What to produce = Each line that includes "vaga" counts once; give the total and nothing besides.

--- begin Task data ---

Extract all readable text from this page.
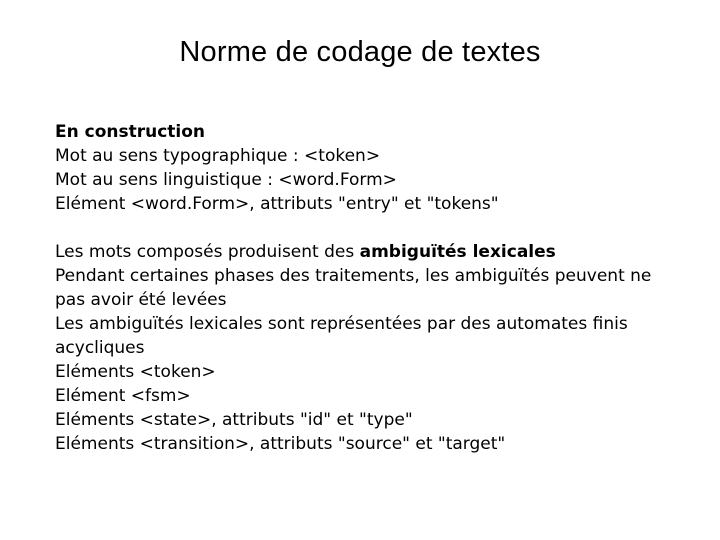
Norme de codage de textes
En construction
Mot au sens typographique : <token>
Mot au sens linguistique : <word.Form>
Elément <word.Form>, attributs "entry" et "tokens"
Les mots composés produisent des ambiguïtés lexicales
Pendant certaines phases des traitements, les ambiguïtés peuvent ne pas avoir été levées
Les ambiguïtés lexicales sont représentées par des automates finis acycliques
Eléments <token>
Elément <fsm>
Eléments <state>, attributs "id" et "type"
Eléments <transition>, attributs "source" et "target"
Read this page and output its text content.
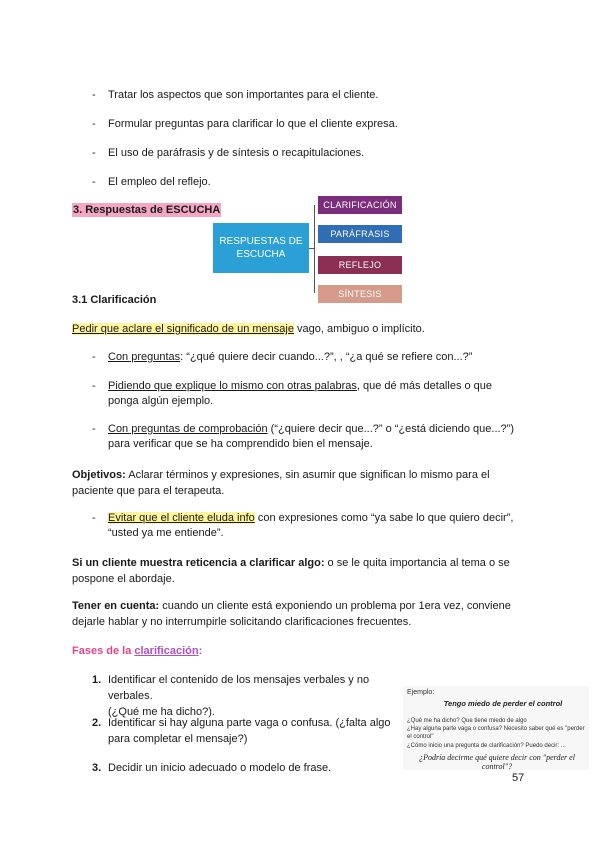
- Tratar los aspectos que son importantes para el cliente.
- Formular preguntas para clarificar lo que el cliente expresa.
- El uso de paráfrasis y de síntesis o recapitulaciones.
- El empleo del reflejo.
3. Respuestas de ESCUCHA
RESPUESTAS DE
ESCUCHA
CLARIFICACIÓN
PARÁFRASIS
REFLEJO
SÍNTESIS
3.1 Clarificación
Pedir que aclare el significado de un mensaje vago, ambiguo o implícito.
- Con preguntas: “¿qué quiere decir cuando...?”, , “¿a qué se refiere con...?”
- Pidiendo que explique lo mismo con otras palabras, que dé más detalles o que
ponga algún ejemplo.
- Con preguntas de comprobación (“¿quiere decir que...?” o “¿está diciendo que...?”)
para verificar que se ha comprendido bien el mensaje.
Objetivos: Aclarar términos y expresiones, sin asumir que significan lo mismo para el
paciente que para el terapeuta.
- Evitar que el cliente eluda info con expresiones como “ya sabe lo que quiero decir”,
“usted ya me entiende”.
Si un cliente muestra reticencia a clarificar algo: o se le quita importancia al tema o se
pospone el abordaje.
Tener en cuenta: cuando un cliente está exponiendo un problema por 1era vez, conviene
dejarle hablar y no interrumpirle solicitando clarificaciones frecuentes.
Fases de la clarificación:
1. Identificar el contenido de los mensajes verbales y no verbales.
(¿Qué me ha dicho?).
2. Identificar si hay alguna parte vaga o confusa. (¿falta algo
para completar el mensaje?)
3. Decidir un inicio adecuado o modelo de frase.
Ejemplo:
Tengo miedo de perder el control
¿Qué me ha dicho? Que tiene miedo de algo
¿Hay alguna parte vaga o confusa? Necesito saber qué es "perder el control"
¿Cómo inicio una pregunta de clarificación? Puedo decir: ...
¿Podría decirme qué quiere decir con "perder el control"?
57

--- end Task data ---
--- begin Task data ---

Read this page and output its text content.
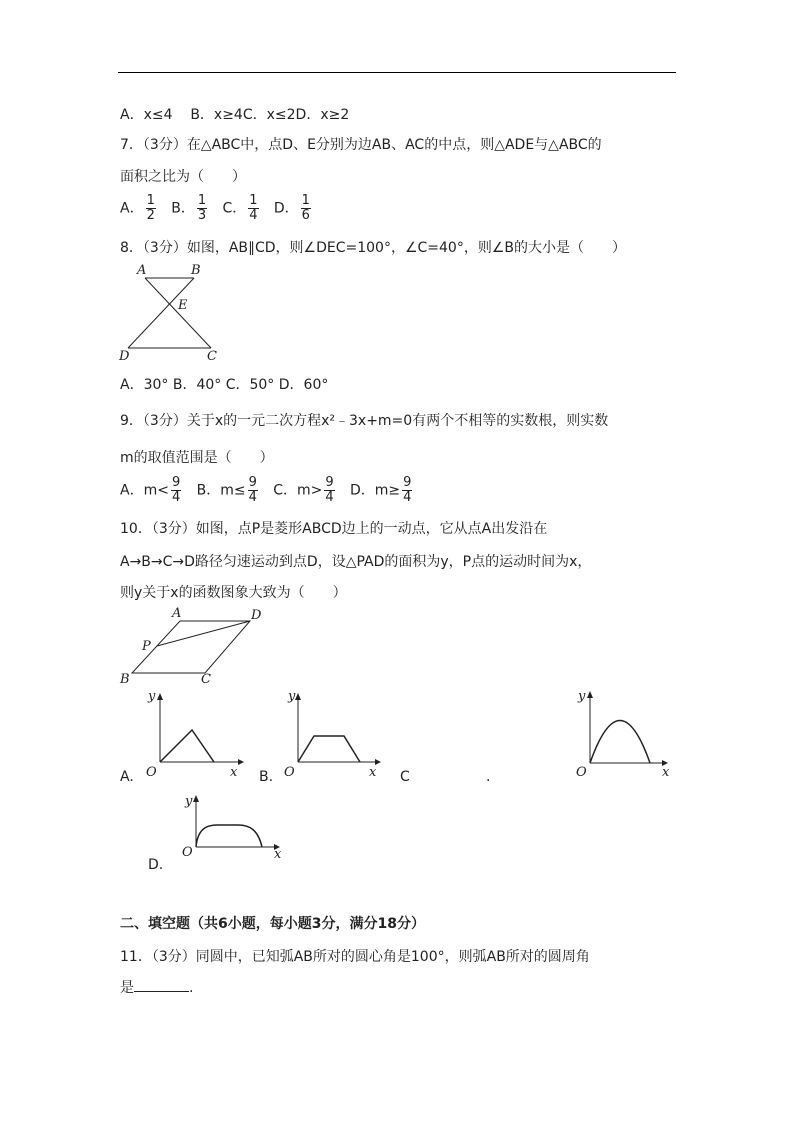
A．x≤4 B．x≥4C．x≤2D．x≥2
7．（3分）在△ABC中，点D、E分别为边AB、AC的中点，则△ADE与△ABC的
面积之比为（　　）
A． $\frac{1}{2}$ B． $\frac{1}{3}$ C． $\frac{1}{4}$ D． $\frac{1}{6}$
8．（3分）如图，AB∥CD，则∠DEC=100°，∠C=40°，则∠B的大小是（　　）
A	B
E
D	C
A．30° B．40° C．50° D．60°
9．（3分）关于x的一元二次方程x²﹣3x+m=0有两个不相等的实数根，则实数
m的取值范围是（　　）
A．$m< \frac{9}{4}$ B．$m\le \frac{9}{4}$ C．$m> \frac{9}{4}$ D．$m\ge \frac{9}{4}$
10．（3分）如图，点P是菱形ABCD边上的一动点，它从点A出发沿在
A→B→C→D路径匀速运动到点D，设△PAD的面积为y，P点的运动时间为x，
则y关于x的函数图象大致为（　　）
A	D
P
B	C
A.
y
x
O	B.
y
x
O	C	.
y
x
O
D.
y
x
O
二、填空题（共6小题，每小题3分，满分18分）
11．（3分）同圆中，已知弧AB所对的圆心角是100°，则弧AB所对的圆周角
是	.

--- end Task data ---

Worked answer = 2